Stored dataset items:
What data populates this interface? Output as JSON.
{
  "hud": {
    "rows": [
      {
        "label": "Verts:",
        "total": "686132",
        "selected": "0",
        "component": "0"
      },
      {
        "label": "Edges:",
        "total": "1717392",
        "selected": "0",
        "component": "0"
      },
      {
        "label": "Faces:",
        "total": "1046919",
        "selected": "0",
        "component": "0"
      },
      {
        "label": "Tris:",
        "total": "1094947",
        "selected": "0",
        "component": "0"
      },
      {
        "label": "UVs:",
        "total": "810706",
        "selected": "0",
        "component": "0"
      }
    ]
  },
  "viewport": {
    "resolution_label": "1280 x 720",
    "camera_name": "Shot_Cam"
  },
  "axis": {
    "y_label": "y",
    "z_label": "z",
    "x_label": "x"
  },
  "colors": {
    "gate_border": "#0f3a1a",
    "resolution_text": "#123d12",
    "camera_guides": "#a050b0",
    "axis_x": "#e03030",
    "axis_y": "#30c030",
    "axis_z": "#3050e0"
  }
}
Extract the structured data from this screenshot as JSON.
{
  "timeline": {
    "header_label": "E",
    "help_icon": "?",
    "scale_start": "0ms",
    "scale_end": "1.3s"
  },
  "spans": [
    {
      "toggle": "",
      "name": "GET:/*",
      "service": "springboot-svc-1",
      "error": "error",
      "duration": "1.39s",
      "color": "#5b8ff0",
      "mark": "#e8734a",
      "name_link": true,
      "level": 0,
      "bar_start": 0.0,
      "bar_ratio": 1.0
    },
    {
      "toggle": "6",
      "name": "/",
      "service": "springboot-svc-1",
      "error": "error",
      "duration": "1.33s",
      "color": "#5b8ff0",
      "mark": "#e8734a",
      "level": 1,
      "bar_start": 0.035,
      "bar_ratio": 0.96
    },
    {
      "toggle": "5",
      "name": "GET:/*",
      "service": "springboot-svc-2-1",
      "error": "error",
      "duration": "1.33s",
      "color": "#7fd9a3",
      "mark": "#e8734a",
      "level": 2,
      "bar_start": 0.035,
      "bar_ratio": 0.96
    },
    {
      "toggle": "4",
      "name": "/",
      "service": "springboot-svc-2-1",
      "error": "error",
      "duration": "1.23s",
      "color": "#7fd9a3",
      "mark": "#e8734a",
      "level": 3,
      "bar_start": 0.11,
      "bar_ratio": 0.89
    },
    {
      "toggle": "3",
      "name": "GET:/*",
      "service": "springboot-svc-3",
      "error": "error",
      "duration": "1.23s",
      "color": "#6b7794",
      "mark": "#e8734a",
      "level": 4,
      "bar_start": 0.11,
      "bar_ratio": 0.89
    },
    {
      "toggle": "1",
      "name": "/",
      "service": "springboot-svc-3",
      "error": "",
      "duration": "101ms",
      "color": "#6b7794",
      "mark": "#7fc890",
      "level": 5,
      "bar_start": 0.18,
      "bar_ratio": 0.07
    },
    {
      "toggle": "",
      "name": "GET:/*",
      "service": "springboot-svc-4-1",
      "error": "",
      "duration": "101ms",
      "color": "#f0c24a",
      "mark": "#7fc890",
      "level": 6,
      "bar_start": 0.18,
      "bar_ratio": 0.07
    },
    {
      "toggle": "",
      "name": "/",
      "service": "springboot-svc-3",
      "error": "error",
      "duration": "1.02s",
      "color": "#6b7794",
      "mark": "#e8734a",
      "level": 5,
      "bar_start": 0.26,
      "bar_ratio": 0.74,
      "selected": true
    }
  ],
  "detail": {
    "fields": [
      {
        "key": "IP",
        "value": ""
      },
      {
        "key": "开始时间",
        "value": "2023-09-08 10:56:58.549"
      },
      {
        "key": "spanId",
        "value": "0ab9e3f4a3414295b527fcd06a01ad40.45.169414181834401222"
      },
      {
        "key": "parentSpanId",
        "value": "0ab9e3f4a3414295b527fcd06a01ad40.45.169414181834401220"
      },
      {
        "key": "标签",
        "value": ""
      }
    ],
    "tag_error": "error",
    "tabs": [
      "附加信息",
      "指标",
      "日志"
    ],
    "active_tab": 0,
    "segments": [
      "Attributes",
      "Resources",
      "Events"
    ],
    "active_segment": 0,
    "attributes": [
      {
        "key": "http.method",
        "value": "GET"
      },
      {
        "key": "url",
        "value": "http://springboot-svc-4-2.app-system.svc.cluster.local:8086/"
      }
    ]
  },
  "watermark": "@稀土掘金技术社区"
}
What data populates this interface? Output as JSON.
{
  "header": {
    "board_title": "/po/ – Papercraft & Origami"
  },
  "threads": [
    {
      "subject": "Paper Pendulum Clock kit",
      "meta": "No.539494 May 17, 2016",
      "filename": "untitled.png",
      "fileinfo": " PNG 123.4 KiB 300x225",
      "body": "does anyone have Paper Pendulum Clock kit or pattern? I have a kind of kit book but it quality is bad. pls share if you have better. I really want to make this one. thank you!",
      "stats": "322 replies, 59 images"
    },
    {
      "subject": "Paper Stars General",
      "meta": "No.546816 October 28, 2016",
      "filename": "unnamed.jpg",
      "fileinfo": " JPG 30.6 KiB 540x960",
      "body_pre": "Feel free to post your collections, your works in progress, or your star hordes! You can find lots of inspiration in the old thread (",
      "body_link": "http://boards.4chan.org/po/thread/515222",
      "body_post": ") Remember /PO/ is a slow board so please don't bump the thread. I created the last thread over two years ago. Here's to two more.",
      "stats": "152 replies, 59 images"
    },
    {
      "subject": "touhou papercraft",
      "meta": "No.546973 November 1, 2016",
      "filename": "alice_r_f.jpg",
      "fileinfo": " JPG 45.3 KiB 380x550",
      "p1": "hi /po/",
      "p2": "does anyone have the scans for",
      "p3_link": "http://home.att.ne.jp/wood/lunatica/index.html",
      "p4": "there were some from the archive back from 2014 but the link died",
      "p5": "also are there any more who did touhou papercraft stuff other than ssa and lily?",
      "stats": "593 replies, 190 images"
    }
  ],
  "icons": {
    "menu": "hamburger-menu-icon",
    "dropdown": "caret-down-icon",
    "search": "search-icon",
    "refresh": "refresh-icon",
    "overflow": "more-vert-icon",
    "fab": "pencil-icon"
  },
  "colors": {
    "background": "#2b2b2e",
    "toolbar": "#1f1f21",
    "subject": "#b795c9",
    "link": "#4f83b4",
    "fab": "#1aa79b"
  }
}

STATED GOAL: Copy every line verbatim.

THE OUTPUT:
What data populates this interface? Output as JSON.
{
  "hud": {
    "rows": [
      {
        "label": "Verts:",
        "total": "686132",
        "selected": "0",
        "component": "0"
      },
      {
        "label": "Edges:",
        "total": "1717392",
        "selected": "0",
        "component": "0"
      },
      {
        "label": "Faces:",
        "total": "1046919",
        "selected": "0",
        "component": "0"
      },
      {
        "label": "Tris:",
        "total": "1094947",
        "selected": "0",
        "component": "0"
      },
      {
        "label": "UVs:",
        "total": "810706",
        "selected": "0",
        "component": "0"
      }
    ]
  },
  "viewport": {
    "resolution_label": "1280 x 720",
    "camera_name": "Shot_Cam"
  },
  "axis": {
    "y_label": "y",
    "z_label": "z",
    "x_label": "x"
  },
  "colors": {
    "gate_border": "#0f3a1a",
    "resolution_text": "#123d12",
    "camera_guides": "#a050b0",
    "axis_x": "#e03030",
    "axis_y": "#30c030",
    "axis_z": "#3050e0"
  }
}
Extract the structured data from this screenshot as JSON.
{
  "timeline": {
    "header_label": "E",
    "help_icon": "?",
    "scale_start": "0ms",
    "scale_end": "1.3s"
  },
  "spans": [
    {
      "toggle": "",
      "name": "GET:/*",
      "service": "springboot-svc-1",
      "error": "error",
      "duration": "1.39s",
      "color": "#5b8ff0",
      "mark": "#e8734a",
      "name_link": true,
      "level": 0,
      "bar_start": 0.0,
      "bar_ratio": 1.0
    },
    {
      "toggle": "6",
      "name": "/",
      "service": "springboot-svc-1",
      "error": "error",
      "duration": "1.33s",
      "color": "#5b8ff0",
      "mark": "#e8734a",
      "level": 1,
      "bar_start": 0.035,
      "bar_ratio": 0.96
    },
    {
      "toggle": "5",
      "name": "GET:/*",
      "service": "springboot-svc-2-1",
      "error": "error",
      "duration": "1.33s",
      "color": "#7fd9a3",
      "mark": "#e8734a",
      "level": 2,
      "bar_start": 0.035,
      "bar_ratio": 0.96
    },
    {
      "toggle": "4",
      "name": "/",
      "service": "springboot-svc-2-1",
      "error": "error",
      "duration": "1.23s",
      "color": "#7fd9a3",
      "mark": "#e8734a",
      "level": 3,
      "bar_start": 0.11,
      "bar_ratio": 0.89
    },
    {
      "toggle": "3",
      "name": "GET:/*",
      "service": "springboot-svc-3",
      "error": "error",
      "duration": "1.23s",
      "color": "#6b7794",
      "mark": "#e8734a",
      "level": 4,
      "bar_start": 0.11,
      "bar_ratio": 0.89
    },
    {
      "toggle": "1",
      "name": "/",
      "service": "springboot-svc-3",
      "error": "",
      "duration": "101ms",
      "color": "#6b7794",
      "mark": "#7fc890",
      "level": 5,
      "bar_start": 0.18,
      "bar_ratio": 0.07
    },
    {
      "toggle": "",
      "name": "GET:/*",
      "service": "springboot-svc-4-1",
      "error": "",
      "duration": "101ms",
      "color": "#f0c24a",
      "mark": "#7fc890",
      "level": 6,
      "bar_start": 0.18,
      "bar_ratio": 0.07
    },
    {
      "toggle": "",
      "name": "/",
      "service": "springboot-svc-3",
      "error": "error",
      "duration": "1.02s",
      "color": "#6b7794",
      "mark": "#e8734a",
      "level": 5,
      "bar_start": 0.26,
      "bar_ratio": 0.74,
      "selected": true
    }
  ],
  "detail": {
    "fields": [
      {
        "key": "IP",
        "value": ""
      },
      {
        "key": "开始时间",
        "value": "2023-09-08 10:56:58.549"
      },
      {
        "key": "spanId",
        "value": "0ab9e3f4a3414295b527fcd06a01ad40.45.169414181834401222"
      },
      {
        "key": "parentSpanId",
        "value": "0ab9e3f4a3414295b527fcd06a01ad40.45.169414181834401220"
      },
      {
        "key": "标签",
        "value": ""
      }
    ],
    "tag_error": "error",
    "tabs": [
      "附加信息",
      "指标",
      "日志"
    ],
    "active_tab": 0,
    "segments": [
      "Attributes",
      "Resources",
      "Events"
    ],
    "active_segment": 0,
    "attributes": [
      {
        "key": "http.method",
        "value": "GET"
      },
      {
        "key": "url",
        "value": "http://springboot-svc-4-2.app-system.svc.cluster.local:8086/"
      }
    ]
  },
  "watermark": "@稀土掘金技术社区"
}
What data populates this interface? Output as JSON.
{
  "header": {
    "board_title": "/po/ – Papercraft & Origami"
  },
  "threads": [
    {
      "subject": "Paper Pendulum Clock kit",
      "meta": "No.539494 May 17, 2016",
      "filename": "untitled.png",
      "fileinfo": " PNG 123.4 KiB 300x225",
      "body": "does anyone have Paper Pendulum Clock kit or pattern? I have a kind of kit book but it quality is bad. pls share if you have better. I really want to make this one. thank you!",
      "stats": "322 replies, 59 images"
    },
    {
      "subject": "Paper Stars General",
      "meta": "No.546816 October 28, 2016",
      "filename": "unnamed.jpg",
      "fileinfo": " JPG 30.6 KiB 540x960",
      "body_pre": "Feel free to post your collections, your works in progress, or your star hordes! You can find lots of inspiration in the old thread (",
      "body_link": "http://boards.4chan.org/po/thread/515222",
      "body_post": ") Remember /PO/ is a slow board so please don't bump the thread. I created the last thread over two years ago. Here's to two more.",
      "stats": "152 replies, 59 images"
    },
    {
      "subject": "touhou papercraft",
      "meta": "No.546973 November 1, 2016",
      "filename": "alice_r_f.jpg",
      "fileinfo": " JPG 45.3 KiB 380x550",
      "p1": "hi /po/",
      "p2": "does anyone have the scans for",
      "p3_link": "http://home.att.ne.jp/wood/lunatica/index.html",
      "p4": "there were some from the archive back from 2014 but the link died",
      "p5": "also are there any more who did touhou papercraft stuff other than ssa and lily?",
      "stats": "593 replies, 190 images"
    }
  ],
  "icons": {
    "menu": "hamburger-menu-icon",
    "dropdown": "caret-down-icon",
    "search": "search-icon",
    "refresh": "refresh-icon",
    "overflow": "more-vert-icon",
    "fab": "pencil-icon"
  },
  "colors": {
    "background": "#2b2b2e",
    "toolbar": "#1f1f21",
    "subject": "#b795c9",
    "link": "#4f83b4",
    "fab": "#1aa79b"
  }
}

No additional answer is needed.